=== RECORDED INFORMATION ===

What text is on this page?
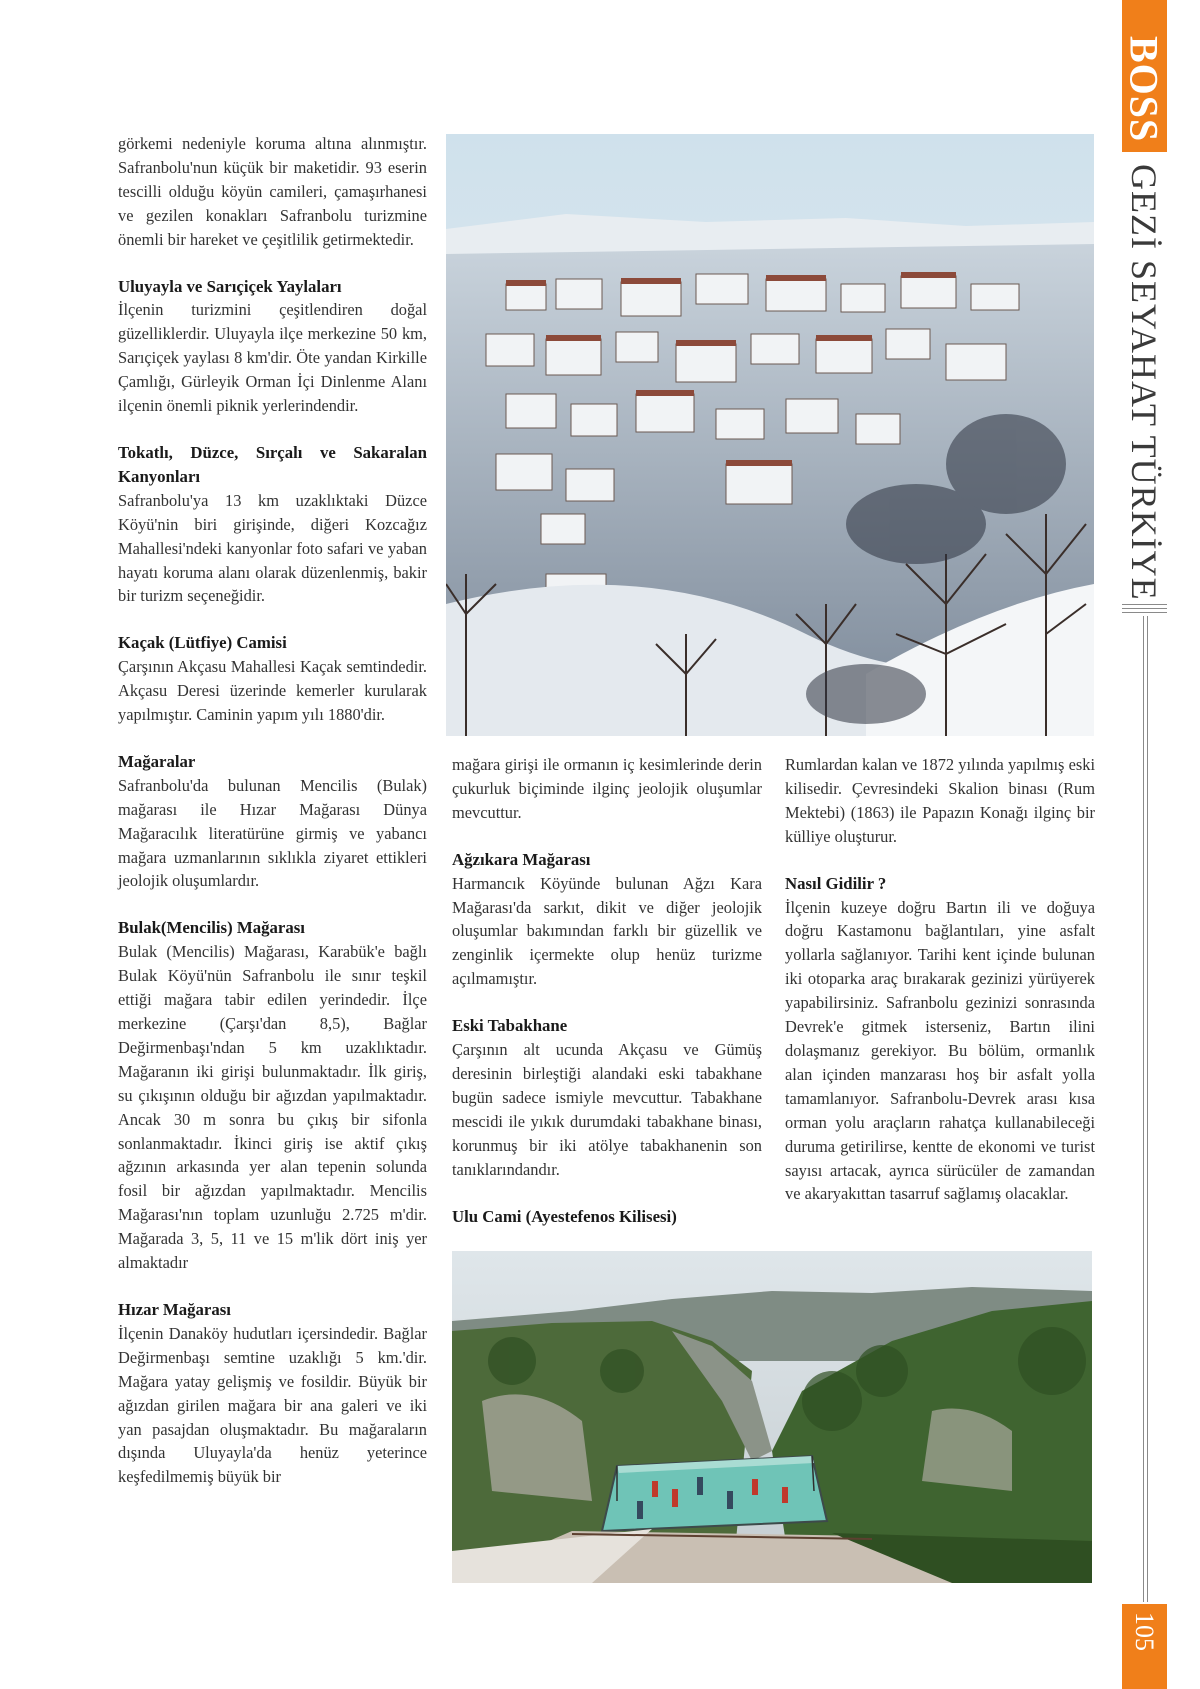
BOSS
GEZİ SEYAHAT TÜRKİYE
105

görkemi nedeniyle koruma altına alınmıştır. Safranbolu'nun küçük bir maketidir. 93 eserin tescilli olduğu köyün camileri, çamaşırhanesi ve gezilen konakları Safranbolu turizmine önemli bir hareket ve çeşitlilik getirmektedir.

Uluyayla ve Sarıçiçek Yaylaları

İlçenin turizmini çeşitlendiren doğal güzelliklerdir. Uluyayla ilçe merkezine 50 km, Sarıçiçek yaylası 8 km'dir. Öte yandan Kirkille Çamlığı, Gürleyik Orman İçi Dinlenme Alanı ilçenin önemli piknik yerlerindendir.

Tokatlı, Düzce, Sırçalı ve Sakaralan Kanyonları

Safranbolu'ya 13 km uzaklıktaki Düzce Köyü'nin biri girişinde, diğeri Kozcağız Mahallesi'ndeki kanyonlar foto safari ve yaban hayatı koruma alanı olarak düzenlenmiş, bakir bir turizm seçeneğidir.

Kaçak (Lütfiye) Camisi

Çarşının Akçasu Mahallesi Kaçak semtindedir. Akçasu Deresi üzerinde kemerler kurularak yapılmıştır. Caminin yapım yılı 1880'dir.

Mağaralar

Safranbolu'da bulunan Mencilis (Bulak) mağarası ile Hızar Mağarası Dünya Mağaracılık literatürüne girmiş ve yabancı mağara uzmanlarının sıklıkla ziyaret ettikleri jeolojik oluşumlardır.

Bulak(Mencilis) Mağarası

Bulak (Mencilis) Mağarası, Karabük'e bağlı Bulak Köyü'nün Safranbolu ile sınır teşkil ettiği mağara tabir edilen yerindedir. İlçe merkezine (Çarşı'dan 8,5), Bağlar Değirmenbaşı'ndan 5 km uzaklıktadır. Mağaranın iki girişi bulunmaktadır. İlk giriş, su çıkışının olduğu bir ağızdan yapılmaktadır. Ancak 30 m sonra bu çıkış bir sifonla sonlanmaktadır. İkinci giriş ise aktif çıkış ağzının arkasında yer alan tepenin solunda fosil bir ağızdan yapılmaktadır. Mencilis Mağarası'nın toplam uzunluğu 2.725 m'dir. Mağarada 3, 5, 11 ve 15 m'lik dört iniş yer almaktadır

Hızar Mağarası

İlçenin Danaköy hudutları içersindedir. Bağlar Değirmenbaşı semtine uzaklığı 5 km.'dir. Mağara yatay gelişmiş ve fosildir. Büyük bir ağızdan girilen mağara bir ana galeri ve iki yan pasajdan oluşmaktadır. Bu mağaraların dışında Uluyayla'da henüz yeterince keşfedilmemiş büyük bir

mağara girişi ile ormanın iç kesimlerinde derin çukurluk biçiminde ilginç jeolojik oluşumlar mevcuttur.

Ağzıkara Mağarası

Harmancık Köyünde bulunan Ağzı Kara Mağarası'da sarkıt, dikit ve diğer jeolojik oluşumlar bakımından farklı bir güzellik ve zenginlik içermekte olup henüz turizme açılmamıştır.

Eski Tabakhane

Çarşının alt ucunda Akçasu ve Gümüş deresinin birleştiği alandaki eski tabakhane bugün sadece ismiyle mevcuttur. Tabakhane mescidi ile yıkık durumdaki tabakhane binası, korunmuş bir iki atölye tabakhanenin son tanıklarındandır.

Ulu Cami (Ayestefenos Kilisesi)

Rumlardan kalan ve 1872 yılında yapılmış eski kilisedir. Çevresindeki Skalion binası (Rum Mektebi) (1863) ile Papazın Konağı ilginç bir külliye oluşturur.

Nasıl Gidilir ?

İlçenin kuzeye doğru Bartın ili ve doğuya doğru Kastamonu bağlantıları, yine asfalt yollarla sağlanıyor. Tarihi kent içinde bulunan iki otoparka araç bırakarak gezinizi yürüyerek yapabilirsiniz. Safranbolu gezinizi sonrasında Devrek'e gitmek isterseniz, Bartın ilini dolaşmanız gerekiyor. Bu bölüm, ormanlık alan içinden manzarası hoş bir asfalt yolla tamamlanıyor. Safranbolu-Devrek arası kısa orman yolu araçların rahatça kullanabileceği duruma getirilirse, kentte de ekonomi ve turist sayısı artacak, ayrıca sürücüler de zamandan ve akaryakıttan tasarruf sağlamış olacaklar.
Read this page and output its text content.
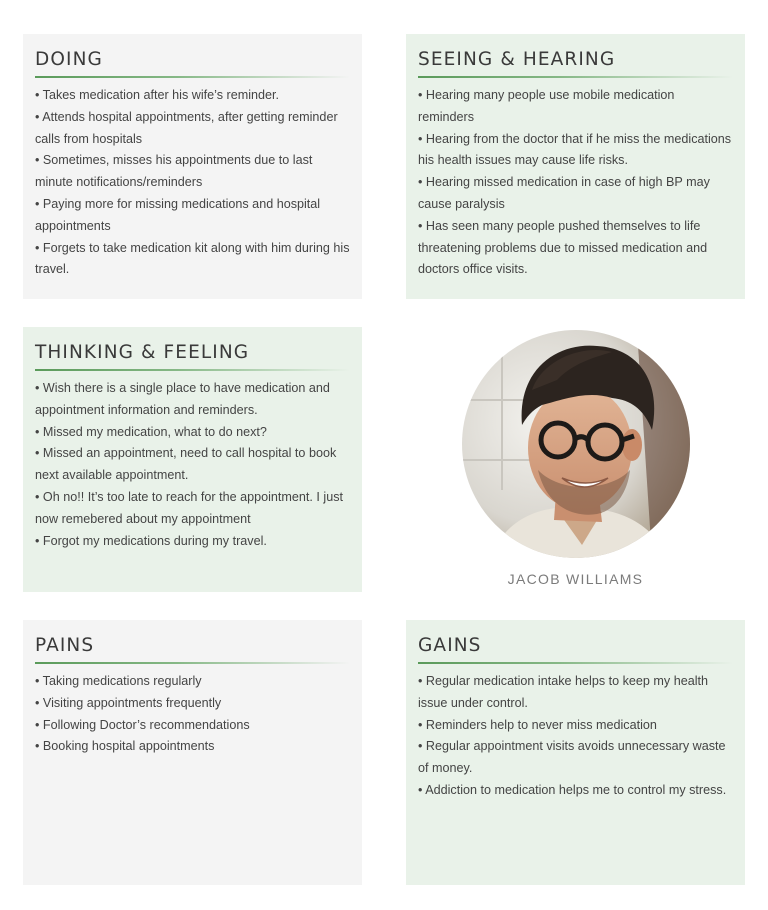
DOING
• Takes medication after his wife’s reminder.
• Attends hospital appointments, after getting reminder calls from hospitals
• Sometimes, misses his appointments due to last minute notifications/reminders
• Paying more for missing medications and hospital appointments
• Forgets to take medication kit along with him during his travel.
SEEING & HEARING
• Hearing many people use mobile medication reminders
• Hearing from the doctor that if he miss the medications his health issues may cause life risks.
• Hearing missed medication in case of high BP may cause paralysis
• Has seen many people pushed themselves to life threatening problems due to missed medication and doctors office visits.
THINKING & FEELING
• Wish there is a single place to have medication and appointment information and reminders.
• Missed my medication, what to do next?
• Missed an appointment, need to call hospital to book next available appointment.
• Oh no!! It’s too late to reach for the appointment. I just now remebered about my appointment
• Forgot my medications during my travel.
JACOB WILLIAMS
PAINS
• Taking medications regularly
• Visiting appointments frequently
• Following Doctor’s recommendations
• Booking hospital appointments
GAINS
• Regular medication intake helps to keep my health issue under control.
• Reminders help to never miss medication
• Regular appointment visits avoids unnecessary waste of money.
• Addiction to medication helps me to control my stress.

===

EXERCISE OBJECTIVE
Read the entries and select each line where the word "henüz" is found.

OUTPUT FOR THIS EXERCISE
İlçenin Danaköy hudutları içersindedir. Bağlar Değirmenbaşı semtine uzaklığı 5 km.'dir. Mağara yatay gelişmiş ve fosildir. Büyük bir ağızdan girilen mağara bir ana galeri ve iki yan pasajdan oluşmaktadır. Bu mağaraların dışında Uluyayla'da henüz yeterince keşfedilmemiş büyük bir
Harmancık Köyünde bulunan Ağzı Kara Mağarası'da sarkıt, dikit ve diğer jeolojik oluşumlar bakımından farklı bir güzellik ve zenginlik içermekte olup henüz turizme açılmamıştır.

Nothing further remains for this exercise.